■ Stated exercise
Images are excluded; otherwise, output every record exactly.

─── Dataset content ───

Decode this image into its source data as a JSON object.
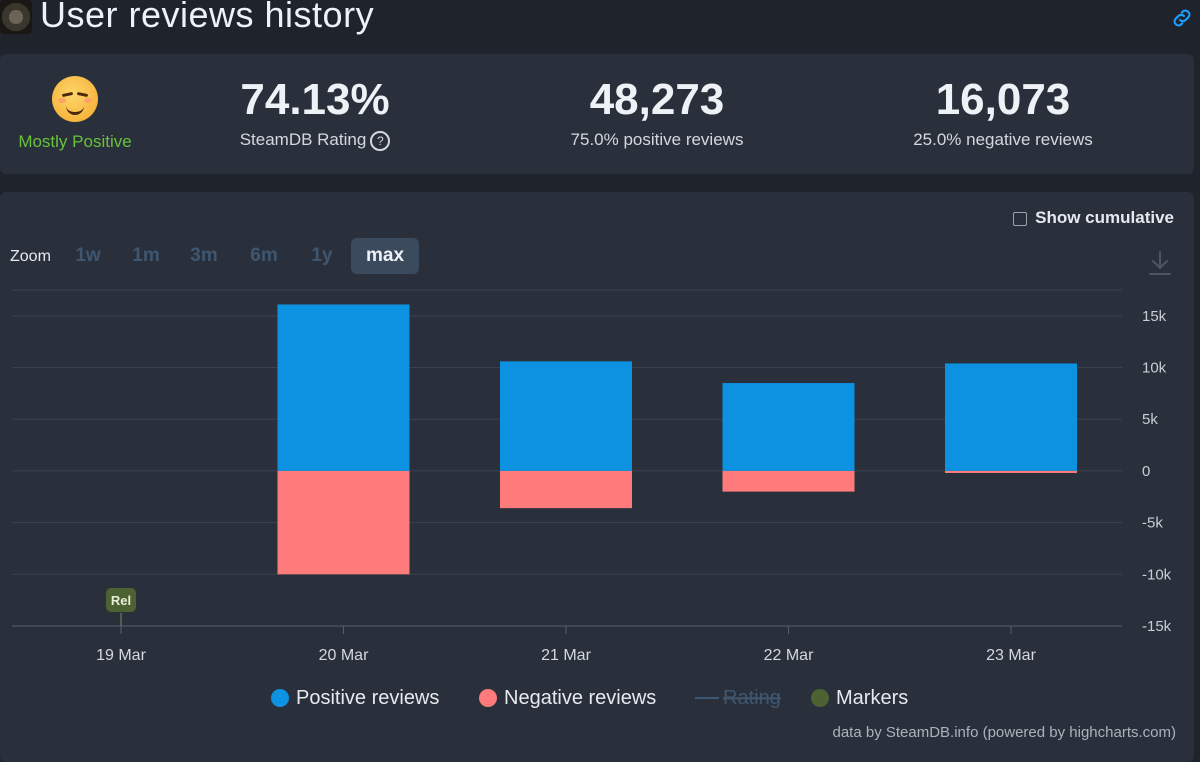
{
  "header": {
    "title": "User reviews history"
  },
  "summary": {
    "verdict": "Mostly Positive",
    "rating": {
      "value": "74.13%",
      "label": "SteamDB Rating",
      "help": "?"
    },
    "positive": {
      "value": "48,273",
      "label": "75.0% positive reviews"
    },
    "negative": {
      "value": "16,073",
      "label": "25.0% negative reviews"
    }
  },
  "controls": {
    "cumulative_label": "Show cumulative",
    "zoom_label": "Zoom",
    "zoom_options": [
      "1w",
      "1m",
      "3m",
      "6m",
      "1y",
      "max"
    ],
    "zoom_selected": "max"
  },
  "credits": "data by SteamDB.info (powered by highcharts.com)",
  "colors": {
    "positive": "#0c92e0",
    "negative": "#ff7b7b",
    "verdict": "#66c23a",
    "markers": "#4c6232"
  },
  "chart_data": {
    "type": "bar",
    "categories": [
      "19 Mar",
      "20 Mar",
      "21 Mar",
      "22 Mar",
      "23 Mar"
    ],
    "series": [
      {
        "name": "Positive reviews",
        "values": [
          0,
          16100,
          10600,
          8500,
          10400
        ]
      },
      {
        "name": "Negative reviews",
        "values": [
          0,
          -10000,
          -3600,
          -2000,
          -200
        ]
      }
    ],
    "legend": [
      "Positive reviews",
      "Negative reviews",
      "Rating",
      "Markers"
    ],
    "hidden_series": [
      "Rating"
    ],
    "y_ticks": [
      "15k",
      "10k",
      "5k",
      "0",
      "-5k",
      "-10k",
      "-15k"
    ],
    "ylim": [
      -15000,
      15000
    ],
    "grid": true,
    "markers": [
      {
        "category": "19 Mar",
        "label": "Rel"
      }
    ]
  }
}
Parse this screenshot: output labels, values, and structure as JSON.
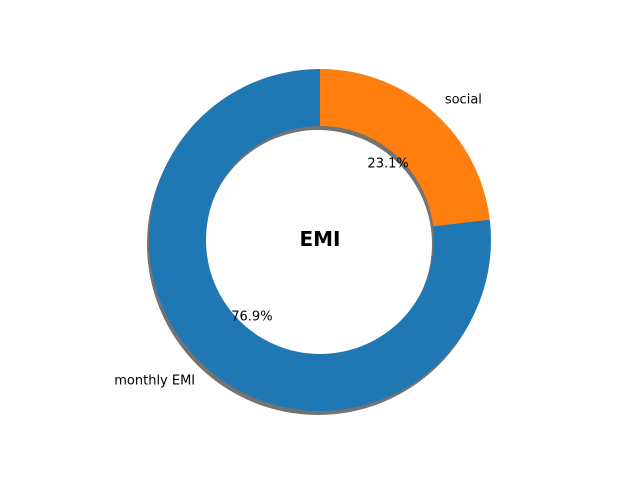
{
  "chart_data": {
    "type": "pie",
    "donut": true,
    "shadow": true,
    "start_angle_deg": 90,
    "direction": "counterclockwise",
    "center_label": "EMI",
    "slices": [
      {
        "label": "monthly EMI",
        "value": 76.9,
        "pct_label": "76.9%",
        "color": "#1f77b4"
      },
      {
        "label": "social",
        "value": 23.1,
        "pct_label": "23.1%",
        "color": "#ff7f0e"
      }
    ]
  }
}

───

■ Answer for this exercise
Decode this image into its source data as a JSON object.
{
  "header": {
    "title": "User reviews history"
  },
  "summary": {
    "verdict": "Mostly Positive",
    "rating": {
      "value": "74.13%",
      "label": "SteamDB Rating",
      "help": "?"
    },
    "positive": {
      "value": "48,273",
      "label": "75.0% positive reviews"
    },
    "negative": {
      "value": "16,073",
      "label": "25.0% negative reviews"
    }
  },
  "controls": {
    "cumulative_label": "Show cumulative",
    "zoom_label": "Zoom",
    "zoom_options": [
      "1w",
      "1m",
      "3m",
      "6m",
      "1y",
      "max"
    ],
    "zoom_selected": "max"
  },
  "credits": "data by SteamDB.info (powered by highcharts.com)",
  "colors": {
    "positive": "#0c92e0",
    "negative": "#ff7b7b",
    "verdict": "#66c23a",
    "markers": "#4c6232"
  },
  "chart_data": {
    "type": "bar",
    "categories": [
      "19 Mar",
      "20 Mar",
      "21 Mar",
      "22 Mar",
      "23 Mar"
    ],
    "series": [
      {
        "name": "Positive reviews",
        "values": [
          0,
          16100,
          10600,
          8500,
          10400
        ]
      },
      {
        "name": "Negative reviews",
        "values": [
          0,
          -10000,
          -3600,
          -2000,
          -200
        ]
      }
    ],
    "legend": [
      "Positive reviews",
      "Negative reviews",
      "Rating",
      "Markers"
    ],
    "hidden_series": [
      "Rating"
    ],
    "y_ticks": [
      "15k",
      "10k",
      "5k",
      "0",
      "-5k",
      "-10k",
      "-15k"
    ],
    "ylim": [
      -15000,
      15000
    ],
    "grid": true,
    "markers": [
      {
        "category": "19 Mar",
        "label": "Rel"
      }
    ]
  }
}
Parse this screenshot: output labels, values, and structure as JSON.
{
  "chart_data": {
    "type": "pie",
    "donut": true,
    "shadow": true,
    "start_angle_deg": 90,
    "direction": "counterclockwise",
    "center_label": "EMI",
    "slices": [
      {
        "label": "monthly EMI",
        "value": 76.9,
        "pct_label": "76.9%",
        "color": "#1f77b4"
      },
      {
        "label": "social",
        "value": 23.1,
        "pct_label": "23.1%",
        "color": "#ff7f0e"
      }
    ]
  }
}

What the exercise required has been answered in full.